* [EXERCISE OBJECTIVE]
For every line in the data below that contains "text", copy the line.

* [GIVEN DATA]
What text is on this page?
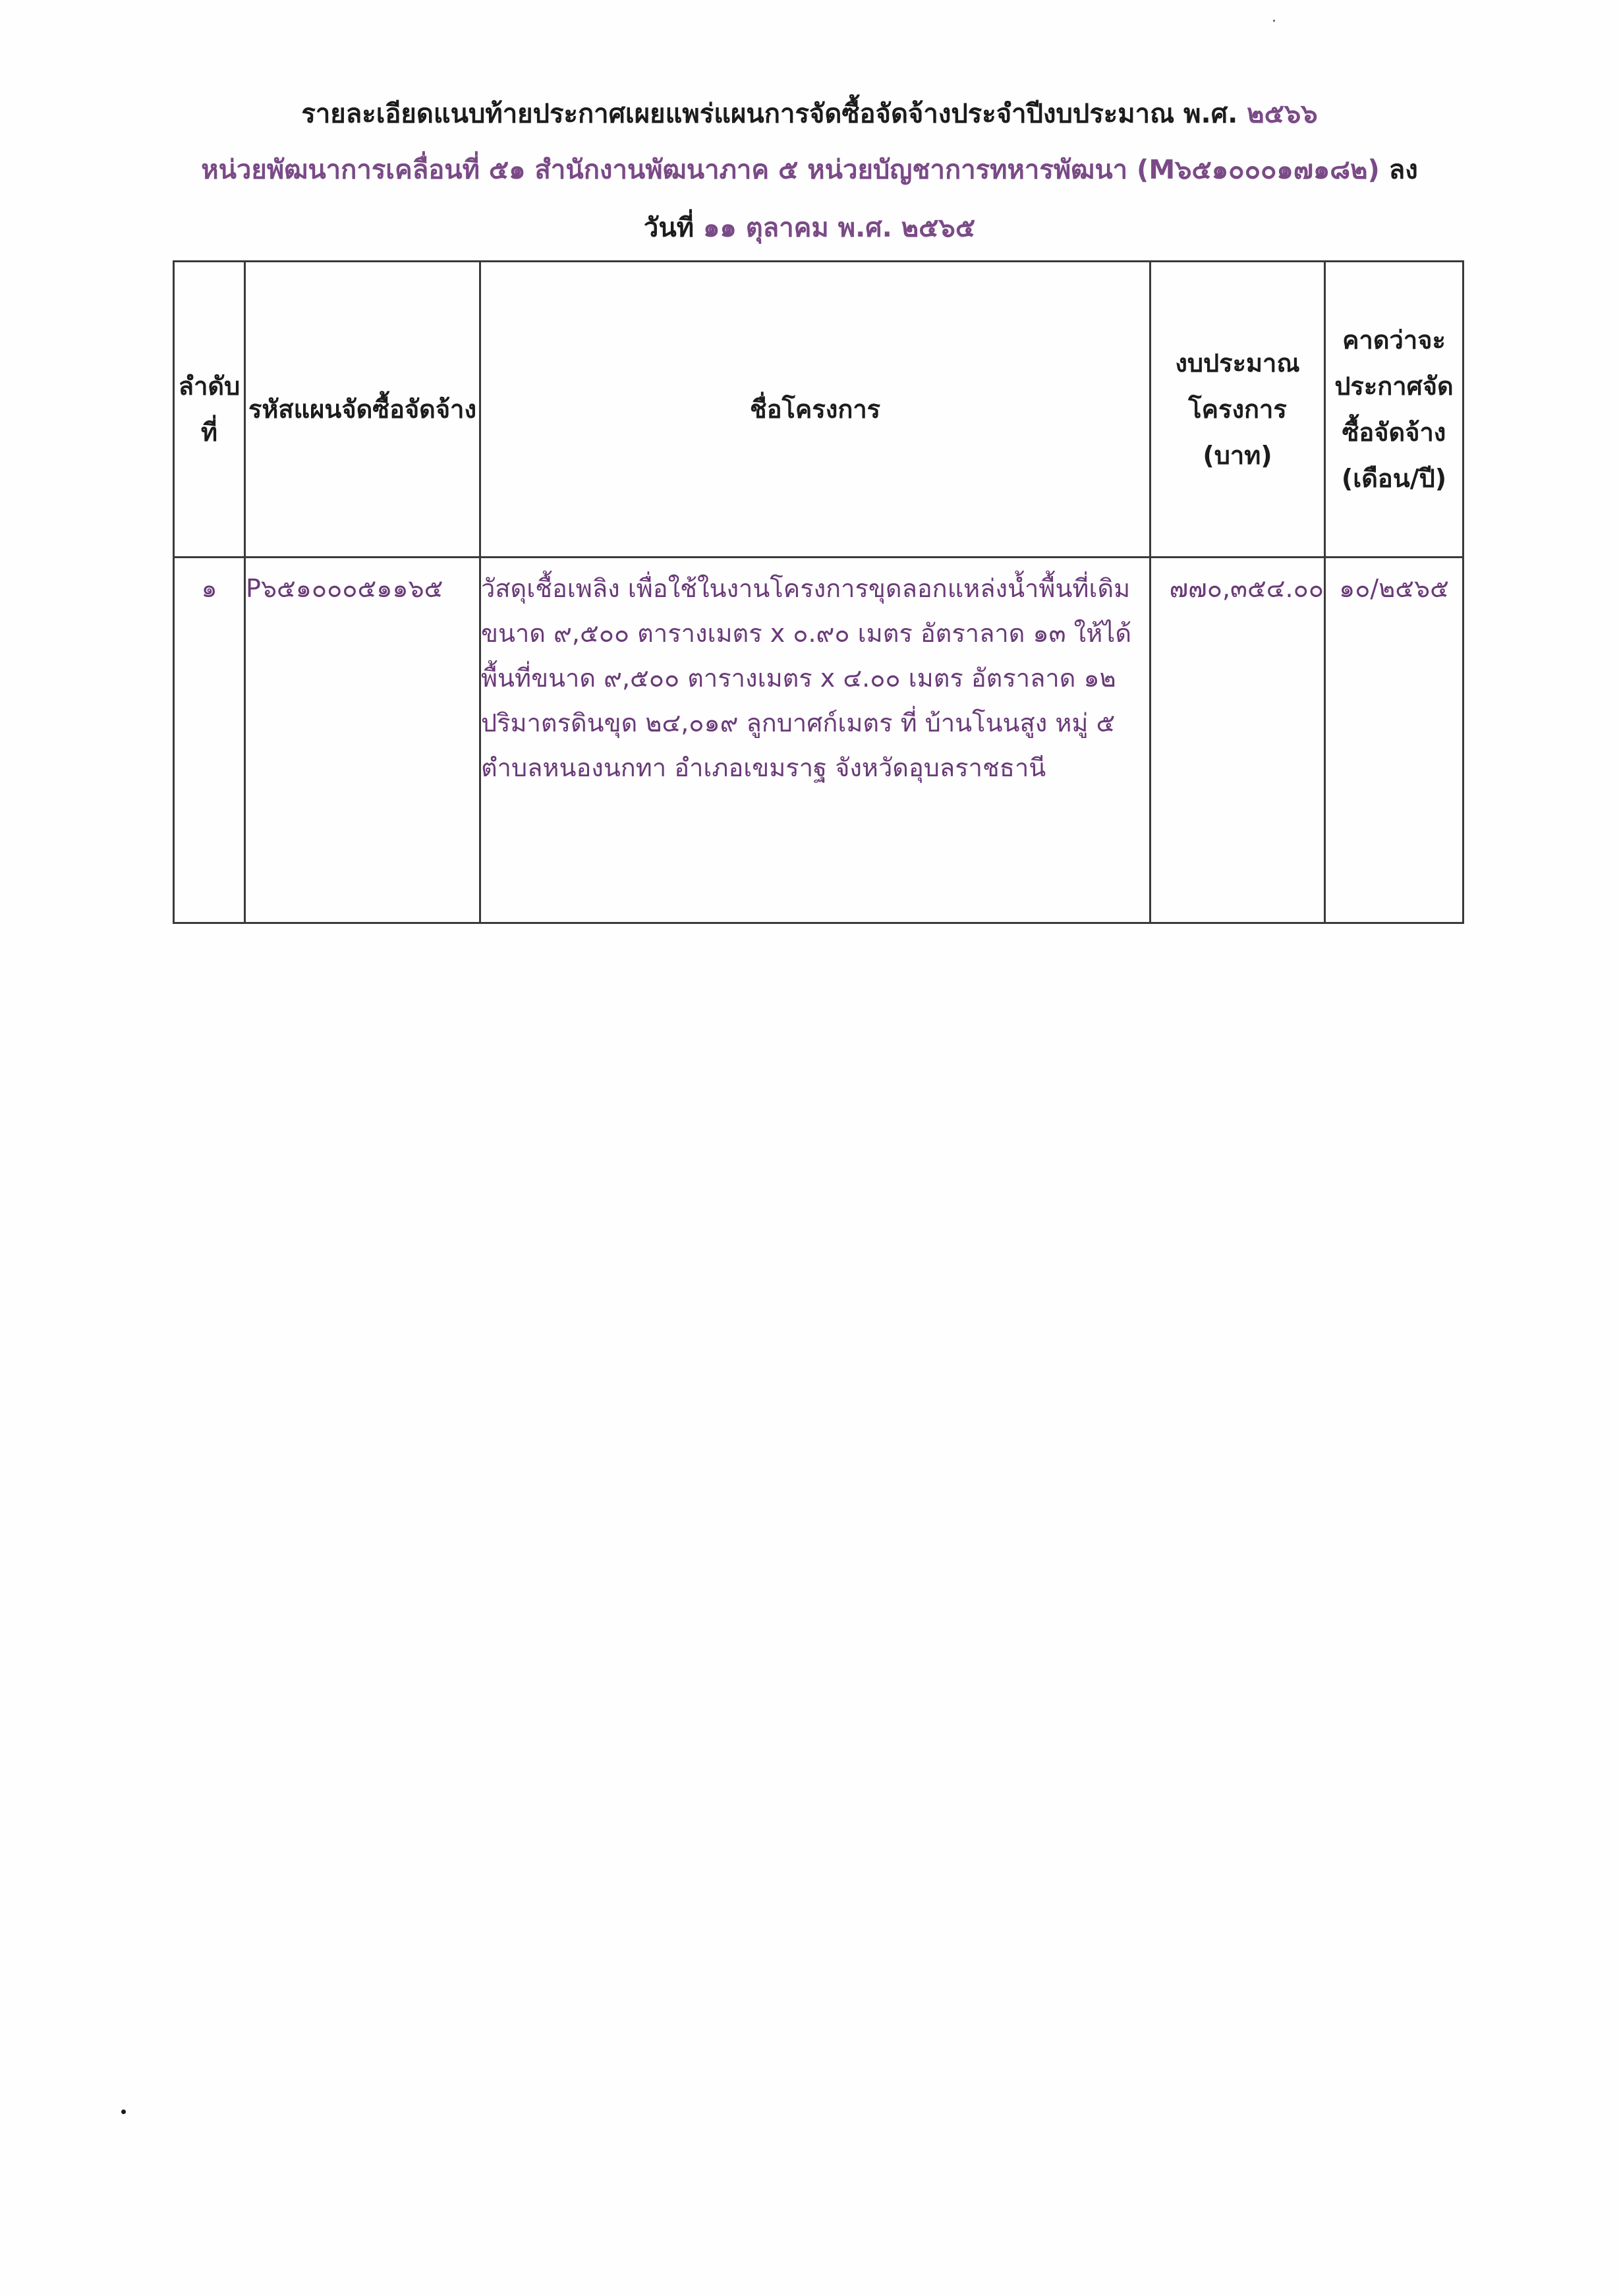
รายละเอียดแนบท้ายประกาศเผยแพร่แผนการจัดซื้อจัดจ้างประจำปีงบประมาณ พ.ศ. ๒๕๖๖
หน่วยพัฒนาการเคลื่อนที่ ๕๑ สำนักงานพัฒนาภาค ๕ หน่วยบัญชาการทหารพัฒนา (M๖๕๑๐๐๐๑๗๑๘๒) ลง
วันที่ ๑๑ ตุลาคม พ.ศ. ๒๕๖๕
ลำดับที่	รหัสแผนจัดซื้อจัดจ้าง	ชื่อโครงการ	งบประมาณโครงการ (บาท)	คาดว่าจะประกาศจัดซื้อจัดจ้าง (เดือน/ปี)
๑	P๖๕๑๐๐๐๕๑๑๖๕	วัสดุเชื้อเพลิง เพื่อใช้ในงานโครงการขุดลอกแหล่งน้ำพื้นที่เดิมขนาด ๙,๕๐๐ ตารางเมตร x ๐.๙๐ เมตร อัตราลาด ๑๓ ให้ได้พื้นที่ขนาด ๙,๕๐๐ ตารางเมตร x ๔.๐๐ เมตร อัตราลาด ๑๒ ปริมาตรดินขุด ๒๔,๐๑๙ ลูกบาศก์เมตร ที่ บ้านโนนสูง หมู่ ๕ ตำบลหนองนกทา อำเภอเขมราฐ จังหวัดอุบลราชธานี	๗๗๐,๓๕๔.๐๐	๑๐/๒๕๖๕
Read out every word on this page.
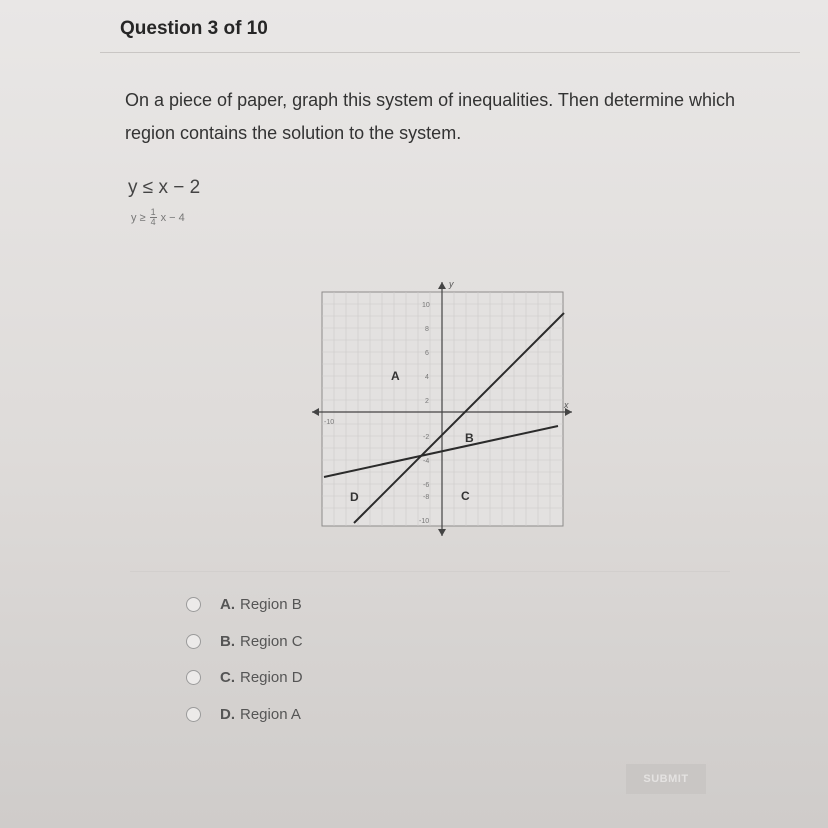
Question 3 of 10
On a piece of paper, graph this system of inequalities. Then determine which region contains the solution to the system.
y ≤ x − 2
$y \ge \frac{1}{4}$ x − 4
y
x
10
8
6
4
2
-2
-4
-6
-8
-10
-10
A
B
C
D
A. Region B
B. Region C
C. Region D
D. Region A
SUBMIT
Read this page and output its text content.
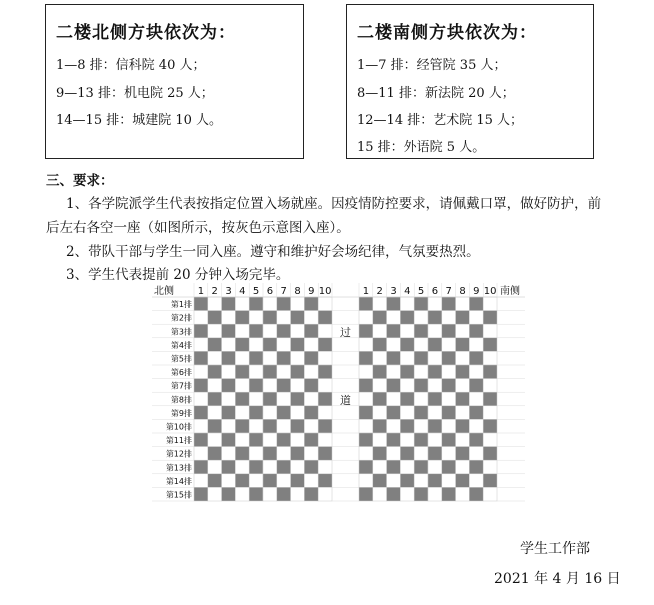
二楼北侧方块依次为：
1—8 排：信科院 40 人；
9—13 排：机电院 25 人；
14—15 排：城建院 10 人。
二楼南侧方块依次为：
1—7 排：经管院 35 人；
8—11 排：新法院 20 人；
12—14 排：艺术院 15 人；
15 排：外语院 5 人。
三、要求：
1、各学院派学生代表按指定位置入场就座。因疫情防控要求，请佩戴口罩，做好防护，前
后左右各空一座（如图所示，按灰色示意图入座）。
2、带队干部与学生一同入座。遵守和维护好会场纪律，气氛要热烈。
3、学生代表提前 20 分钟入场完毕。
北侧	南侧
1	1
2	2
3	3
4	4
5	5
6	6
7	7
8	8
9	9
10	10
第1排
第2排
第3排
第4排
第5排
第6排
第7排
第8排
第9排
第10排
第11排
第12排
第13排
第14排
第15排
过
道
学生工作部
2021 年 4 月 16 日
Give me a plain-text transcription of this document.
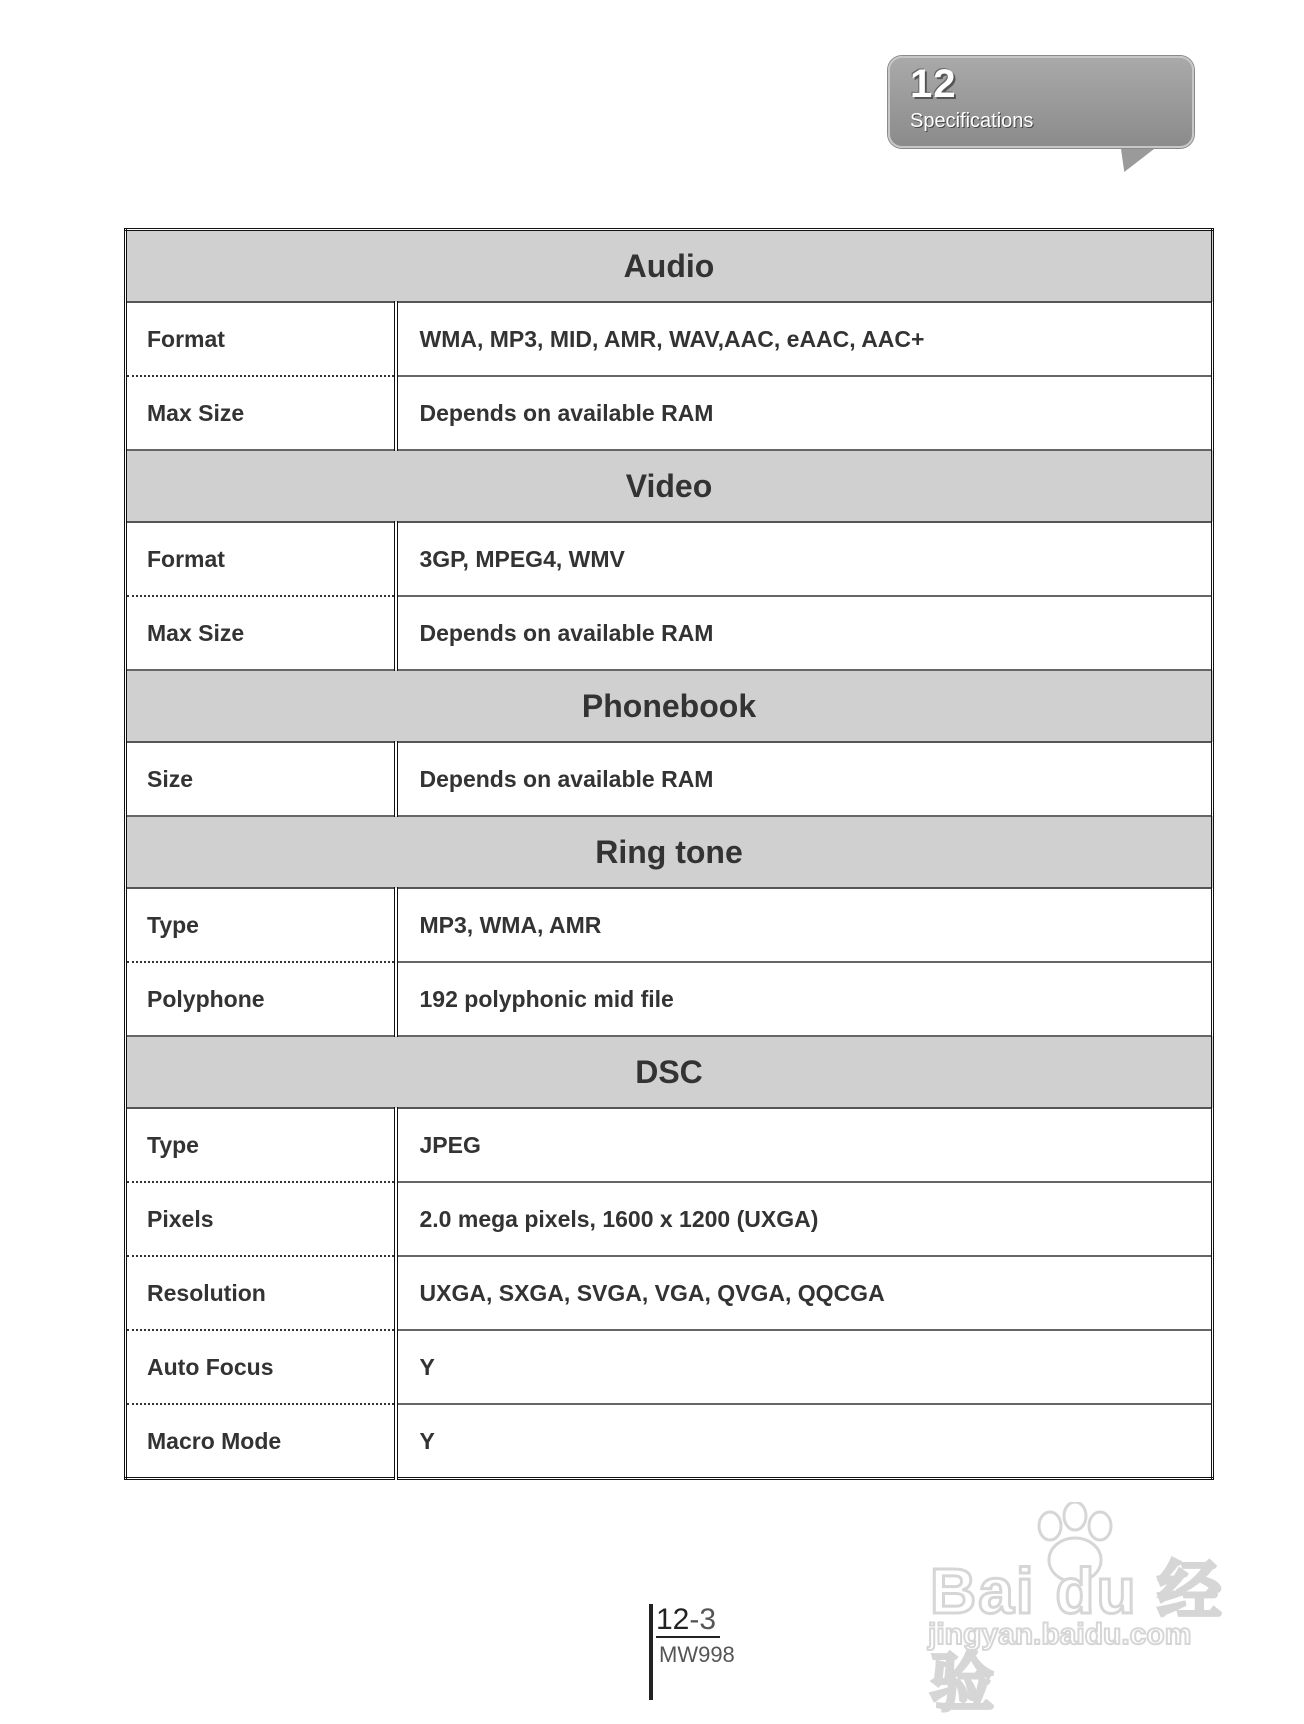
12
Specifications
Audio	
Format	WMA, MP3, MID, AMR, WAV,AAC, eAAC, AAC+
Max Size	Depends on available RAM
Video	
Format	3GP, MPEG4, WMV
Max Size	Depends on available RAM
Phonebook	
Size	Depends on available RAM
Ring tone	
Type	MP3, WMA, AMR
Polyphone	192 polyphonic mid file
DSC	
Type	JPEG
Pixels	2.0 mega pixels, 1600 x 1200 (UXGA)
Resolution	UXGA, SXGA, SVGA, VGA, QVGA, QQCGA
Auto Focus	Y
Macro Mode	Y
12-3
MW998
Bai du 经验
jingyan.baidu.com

* [OUTPUT]
What text is on this page?
Read this page and output its text content.
Give me a plain-text transcription of this document.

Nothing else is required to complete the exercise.